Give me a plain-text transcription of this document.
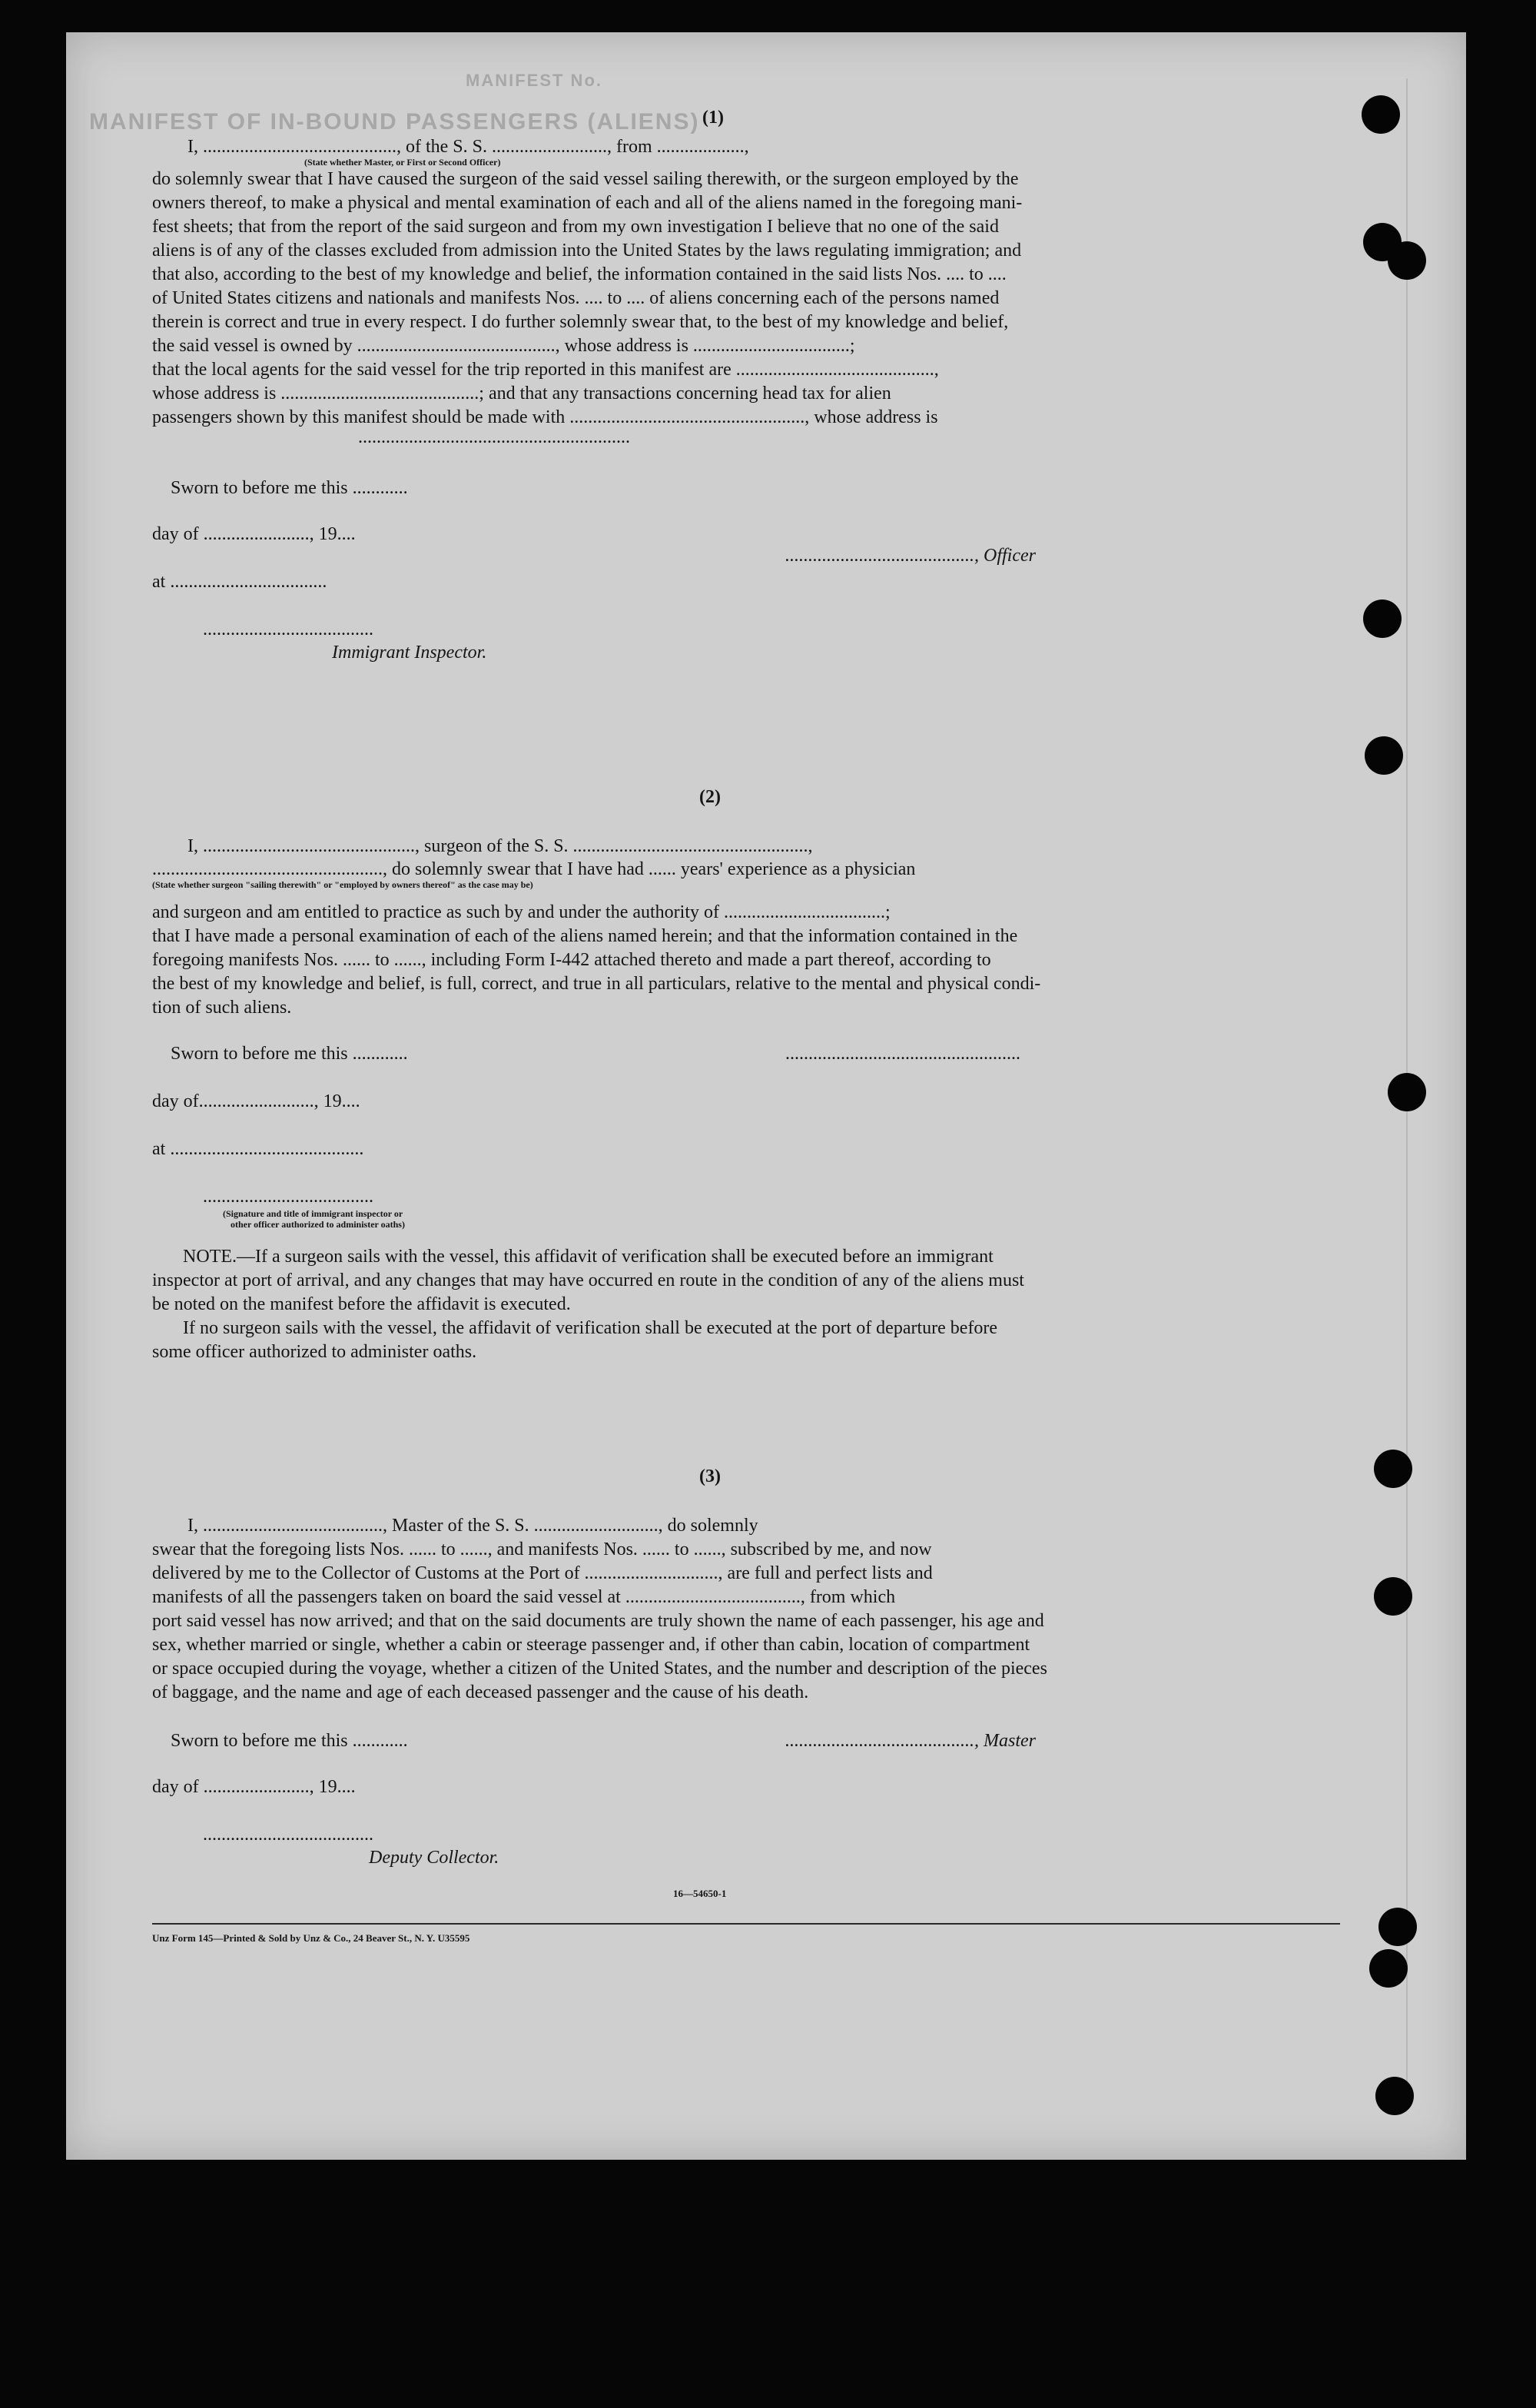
MANIFEST No.
MANIFEST OF IN-BOUND PASSENGERS (ALIENS) (1)
I, .........................................., of the S. S. ........................., from ...................,
(State whether Master, or First or Second Officer)
do solemnly swear that I have caused the surgeon of the said vessel sailing therewith, or the surgeon employed by the
owners thereof, to make a physical and mental examination of each and all of the aliens named in the foregoing mani-
fest sheets; that from the report of the said surgeon and from my own investigation I believe that no one of the said
aliens is of any of the classes excluded from admission into the United States by the laws regulating immigration; and
that also, according to the best of my knowledge and belief, the information contained in the said lists Nos. .... to ....
of United States citizens and nationals and manifests Nos. .... to .... of aliens concerning each of the persons named
therein is correct and true in every respect. I do further solemnly swear that, to the best of my knowledge and belief,
the said vessel is owned by ..........................................., whose address is ..................................;
that the local agents for the said vessel for the trip reported in this manifest are ...........................................,
whose address is ...........................................; and that any transactions concerning head tax for alien
passengers shown by this manifest should be made with ..................................................., whose address is
...........................................................
Sworn to before me this ............
day of ......................., 19....
at ..................................
.....................................
Immigrant Inspector.
........................................., Officer
(2)
I, .............................................., surgeon of the S. S. ...................................................,
.................................................., do solemnly swear that I have had ...... years' experience as a physician
(State whether surgeon "sailing therewith" or "employed by owners thereof" as the case may be)
and surgeon and am entitled to practice as such by and under the authority of ...................................;
that I have made a personal examination of each of the aliens named herein; and that the information contained in the
foregoing manifests Nos. ...... to ......, including Form I-442 attached thereto and made a part thereof, according to
the best of my knowledge and belief, is full, correct, and true in all particulars, relative to the mental and physical condi-
tion of such aliens.
Sworn to before me this ............	...................................................
day of........................., 19....
at ..........................................
.....................................
(Signature and title of immigrant inspector or
other officer authorized to administer oaths)
NOTE.—If a surgeon sails with the vessel, this affidavit of verification shall be executed before an immigrant
inspector at port of arrival, and any changes that may have occurred en route in the condition of any of the aliens must
be noted on the manifest before the affidavit is executed.
If no surgeon sails with the vessel, the affidavit of verification shall be executed at the port of departure before
some officer authorized to administer oaths.
(3)
I, ......................................., Master of the S. S. ..........................., do solemnly
swear that the foregoing lists Nos. ...... to ......, and manifests Nos. ...... to ......, subscribed by me, and now
delivered by me to the Collector of Customs at the Port of ............................., are full and perfect lists and
manifests of all the passengers taken on board the said vessel at ......................................, from which
port said vessel has now arrived; and that on the said documents are truly shown the name of each passenger, his age and
sex, whether married or single, whether a cabin or steerage passenger and, if other than cabin, location of compartment
or space occupied during the voyage, whether a citizen of the United States, and the number and description of the pieces
of baggage, and the name and age of each deceased passenger and the cause of his death.
Sworn to before me this ............	........................................., Master
day of ......................., 19....
.....................................
Deputy Collector.
16—54650-1
Unz Form 145—Printed & Sold by Unz & Co., 24 Beaver St., N. Y. U35595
● ● ● ●
Copy out every line in the listing where the word "such" appears.

and surgeon and am entitled to practice as such by and under the authority of ...................................;
tion of such aliens.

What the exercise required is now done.